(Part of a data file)
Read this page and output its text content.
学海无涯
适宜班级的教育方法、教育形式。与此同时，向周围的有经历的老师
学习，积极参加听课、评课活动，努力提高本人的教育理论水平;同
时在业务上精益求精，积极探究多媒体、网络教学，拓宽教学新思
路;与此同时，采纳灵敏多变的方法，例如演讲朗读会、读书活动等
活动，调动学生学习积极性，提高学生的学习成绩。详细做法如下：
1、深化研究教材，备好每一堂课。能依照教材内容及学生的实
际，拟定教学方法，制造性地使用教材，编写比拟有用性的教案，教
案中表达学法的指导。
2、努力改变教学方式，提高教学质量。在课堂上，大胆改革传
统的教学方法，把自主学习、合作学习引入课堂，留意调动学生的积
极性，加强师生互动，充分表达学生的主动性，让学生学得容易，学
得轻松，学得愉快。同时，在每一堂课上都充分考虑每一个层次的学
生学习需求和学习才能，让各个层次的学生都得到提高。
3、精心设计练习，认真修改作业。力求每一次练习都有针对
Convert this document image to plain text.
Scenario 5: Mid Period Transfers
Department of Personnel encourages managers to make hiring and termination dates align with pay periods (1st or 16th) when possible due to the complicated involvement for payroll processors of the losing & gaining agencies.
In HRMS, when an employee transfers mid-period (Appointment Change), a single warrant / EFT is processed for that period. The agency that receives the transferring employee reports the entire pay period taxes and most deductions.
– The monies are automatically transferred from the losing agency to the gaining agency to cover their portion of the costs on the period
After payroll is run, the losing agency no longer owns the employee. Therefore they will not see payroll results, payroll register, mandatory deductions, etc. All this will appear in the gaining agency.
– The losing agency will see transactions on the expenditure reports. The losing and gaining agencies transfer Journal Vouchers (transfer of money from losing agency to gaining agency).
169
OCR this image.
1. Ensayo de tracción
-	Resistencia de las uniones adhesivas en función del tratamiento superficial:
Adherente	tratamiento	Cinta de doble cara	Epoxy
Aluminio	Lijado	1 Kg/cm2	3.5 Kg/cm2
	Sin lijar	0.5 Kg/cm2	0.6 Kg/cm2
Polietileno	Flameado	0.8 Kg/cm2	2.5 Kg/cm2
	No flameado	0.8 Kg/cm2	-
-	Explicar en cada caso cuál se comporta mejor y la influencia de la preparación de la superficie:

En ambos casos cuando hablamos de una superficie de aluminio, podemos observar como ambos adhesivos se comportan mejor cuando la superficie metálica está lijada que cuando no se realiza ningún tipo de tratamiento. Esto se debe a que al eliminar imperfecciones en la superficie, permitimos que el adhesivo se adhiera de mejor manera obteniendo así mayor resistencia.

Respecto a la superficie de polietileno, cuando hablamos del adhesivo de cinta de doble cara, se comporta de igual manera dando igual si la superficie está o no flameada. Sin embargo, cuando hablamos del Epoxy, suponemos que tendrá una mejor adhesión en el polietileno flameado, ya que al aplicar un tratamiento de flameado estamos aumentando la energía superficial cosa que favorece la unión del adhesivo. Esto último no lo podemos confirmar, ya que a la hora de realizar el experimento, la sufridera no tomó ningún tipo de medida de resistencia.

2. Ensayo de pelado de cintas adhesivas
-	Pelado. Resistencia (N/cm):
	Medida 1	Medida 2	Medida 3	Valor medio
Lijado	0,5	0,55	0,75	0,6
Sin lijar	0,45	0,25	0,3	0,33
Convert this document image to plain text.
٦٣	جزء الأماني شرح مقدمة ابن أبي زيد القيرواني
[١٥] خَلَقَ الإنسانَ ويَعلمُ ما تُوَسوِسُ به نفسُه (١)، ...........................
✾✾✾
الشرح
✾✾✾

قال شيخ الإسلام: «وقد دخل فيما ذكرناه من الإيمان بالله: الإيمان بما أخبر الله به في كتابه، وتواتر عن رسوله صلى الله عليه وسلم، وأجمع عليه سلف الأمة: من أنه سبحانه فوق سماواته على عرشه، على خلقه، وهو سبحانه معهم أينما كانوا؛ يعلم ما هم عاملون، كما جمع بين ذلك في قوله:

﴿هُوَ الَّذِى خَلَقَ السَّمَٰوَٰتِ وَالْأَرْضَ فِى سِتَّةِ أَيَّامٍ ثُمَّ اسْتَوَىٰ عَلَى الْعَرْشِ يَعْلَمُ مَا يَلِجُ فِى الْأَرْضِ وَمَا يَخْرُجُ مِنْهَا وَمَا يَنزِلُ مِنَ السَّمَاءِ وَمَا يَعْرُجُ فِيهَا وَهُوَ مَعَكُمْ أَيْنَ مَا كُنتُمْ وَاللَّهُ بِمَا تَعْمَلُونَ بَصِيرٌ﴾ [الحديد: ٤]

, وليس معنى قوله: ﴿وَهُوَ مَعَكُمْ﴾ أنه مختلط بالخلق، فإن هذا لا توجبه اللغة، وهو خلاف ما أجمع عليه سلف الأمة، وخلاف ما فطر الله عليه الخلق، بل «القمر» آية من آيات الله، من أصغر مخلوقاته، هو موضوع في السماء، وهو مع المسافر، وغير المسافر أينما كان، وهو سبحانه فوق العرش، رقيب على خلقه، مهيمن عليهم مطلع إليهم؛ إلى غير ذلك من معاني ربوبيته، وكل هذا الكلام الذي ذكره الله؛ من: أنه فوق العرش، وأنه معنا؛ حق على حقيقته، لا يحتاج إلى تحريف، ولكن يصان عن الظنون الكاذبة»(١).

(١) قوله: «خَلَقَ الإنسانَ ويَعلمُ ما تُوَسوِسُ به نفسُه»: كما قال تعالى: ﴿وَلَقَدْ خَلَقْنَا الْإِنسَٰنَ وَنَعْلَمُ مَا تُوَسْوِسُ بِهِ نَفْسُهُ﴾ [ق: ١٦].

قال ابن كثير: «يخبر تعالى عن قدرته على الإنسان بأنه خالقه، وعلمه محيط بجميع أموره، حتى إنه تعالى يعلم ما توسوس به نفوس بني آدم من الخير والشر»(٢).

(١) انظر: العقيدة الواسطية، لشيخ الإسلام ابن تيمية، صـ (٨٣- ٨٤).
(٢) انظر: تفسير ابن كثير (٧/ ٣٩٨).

* **TASK TO COMPLETE**:
Each entry is to be returned in full, character for character.

* **TASK OUTPUT**:
Read this page and output its text content.
学海无涯
适宜班级的教育方法、教育形式。与此同时，向周围的有经历的老师
学习，积极参加听课、评课活动，努力提高本人的教育理论水平;同
时在业务上精益求精，积极探究多媒体、网络教学，拓宽教学新思
路;与此同时，采纳灵敏多变的方法，例如演讲朗读会、读书活动等
活动，调动学生学习积极性，提高学生的学习成绩。详细做法如下：
1、深化研究教材，备好每一堂课。能依照教材内容及学生的实
际，拟定教学方法，制造性地使用教材，编写比拟有用性的教案，教
案中表达学法的指导。
2、努力改变教学方式，提高教学质量。在课堂上，大胆改革传
统的教学方法，把自主学习、合作学习引入课堂，留意调动学生的积
极性，加强师生互动，充分表达学生的主动性，让学生学得容易，学
得轻松，学得愉快。同时，在每一堂课上都充分考虑每一个层次的学
生学习需求和学习才能，让各个层次的学生都得到提高。
3、精心设计练习，认真修改作业。力求每一次练习都有针对
Convert this document image to plain text.
Scenario 5: Mid Period Transfers
Department of Personnel encourages managers to make hiring and termination dates align with pay periods (1st or 16th) when possible due to the complicated involvement for payroll processors of the losing & gaining agencies.
In HRMS, when an employee transfers mid-period (Appointment Change), a single warrant / EFT is processed for that period. The agency that receives the transferring employee reports the entire pay period taxes and most deductions.
– The monies are automatically transferred from the losing agency to the gaining agency to cover their portion of the costs on the period
After payroll is run, the losing agency no longer owns the employee. Therefore they will not see payroll results, payroll register, mandatory deductions, etc. All this will appear in the gaining agency.
– The losing agency will see transactions on the expenditure reports. The losing and gaining agencies transfer Journal Vouchers (transfer of money from losing agency to gaining agency).
169
OCR this image.
1. Ensayo de tracción
-	Resistencia de las uniones adhesivas en función del tratamiento superficial:
Adherente	tratamiento	Cinta de doble cara	Epoxy
Aluminio	Lijado	1 Kg/cm2	3.5 Kg/cm2
	Sin lijar	0.5 Kg/cm2	0.6 Kg/cm2
Polietileno	Flameado	0.8 Kg/cm2	2.5 Kg/cm2
	No flameado	0.8 Kg/cm2	-
-	Explicar en cada caso cuál se comporta mejor y la influencia de la preparación de la superficie:

En ambos casos cuando hablamos de una superficie de aluminio, podemos observar como ambos adhesivos se comportan mejor cuando la superficie metálica está lijada que cuando no se realiza ningún tipo de tratamiento. Esto se debe a que al eliminar imperfecciones en la superficie, permitimos que el adhesivo se adhiera de mejor manera obteniendo así mayor resistencia.

Respecto a la superficie de polietileno, cuando hablamos del adhesivo de cinta de doble cara, se comporta de igual manera dando igual si la superficie está o no flameada. Sin embargo, cuando hablamos del Epoxy, suponemos que tendrá una mejor adhesión en el polietileno flameado, ya que al aplicar un tratamiento de flameado estamos aumentando la energía superficial cosa que favorece la unión del adhesivo. Esto último no lo podemos confirmar, ya que a la hora de realizar el experimento, la sufridera no tomó ningún tipo de medida de resistencia.

2. Ensayo de pelado de cintas adhesivas
-	Pelado. Resistencia (N/cm):
	Medida 1	Medida 2	Medida 3	Valor medio
Lijado	0,5	0,55	0,75	0,6
Sin lijar	0,45	0,25	0,3	0,33
Convert this document image to plain text.
٦٣	جزء الأماني شرح مقدمة ابن أبي زيد القيرواني
[١٥] خَلَقَ الإنسانَ ويَعلمُ ما تُوَسوِسُ به نفسُه (١)، ...........................
✾✾✾
الشرح
✾✾✾

قال شيخ الإسلام: «وقد دخل فيما ذكرناه من الإيمان بالله: الإيمان بما أخبر الله به في كتابه، وتواتر عن رسوله صلى الله عليه وسلم، وأجمع عليه سلف الأمة: من أنه سبحانه فوق سماواته على عرشه، على خلقه، وهو سبحانه معهم أينما كانوا؛ يعلم ما هم عاملون، كما جمع بين ذلك في قوله:

﴿هُوَ الَّذِى خَلَقَ السَّمَٰوَٰتِ وَالْأَرْضَ فِى سِتَّةِ أَيَّامٍ ثُمَّ اسْتَوَىٰ عَلَى الْعَرْشِ يَعْلَمُ مَا يَلِجُ فِى الْأَرْضِ وَمَا يَخْرُجُ مِنْهَا وَمَا يَنزِلُ مِنَ السَّمَاءِ وَمَا يَعْرُجُ فِيهَا وَهُوَ مَعَكُمْ أَيْنَ مَا كُنتُمْ وَاللَّهُ بِمَا تَعْمَلُونَ بَصِيرٌ﴾ [الحديد: ٤]

, وليس معنى قوله: ﴿وَهُوَ مَعَكُمْ﴾ أنه مختلط بالخلق، فإن هذا لا توجبه اللغة، وهو خلاف ما أجمع عليه سلف الأمة، وخلاف ما فطر الله عليه الخلق، بل «القمر» آية من آيات الله، من أصغر مخلوقاته، هو موضوع في السماء، وهو مع المسافر، وغير المسافر أينما كان، وهو سبحانه فوق العرش، رقيب على خلقه، مهيمن عليهم مطلع إليهم؛ إلى غير ذلك من معاني ربوبيته، وكل هذا الكلام الذي ذكره الله؛ من: أنه فوق العرش، وأنه معنا؛ حق على حقيقته، لا يحتاج إلى تحريف، ولكن يصان عن الظنون الكاذبة»(١).

(١) قوله: «خَلَقَ الإنسانَ ويَعلمُ ما تُوَسوِسُ به نفسُه»: كما قال تعالى: ﴿وَلَقَدْ خَلَقْنَا الْإِنسَٰنَ وَنَعْلَمُ مَا تُوَسْوِسُ بِهِ نَفْسُهُ﴾ [ق: ١٦].

قال ابن كثير: «يخبر تعالى عن قدرته على الإنسان بأنه خالقه، وعلمه محيط بجميع أموره، حتى إنه تعالى يعلم ما توسوس به نفوس بني آدم من الخير والشر»(٢).

(١) انظر: العقيدة الواسطية، لشيخ الإسلام ابن تيمية، صـ (٨٣- ٨٤).
(٢) انظر: تفسير ابن كثير (٧/ ٣٩٨).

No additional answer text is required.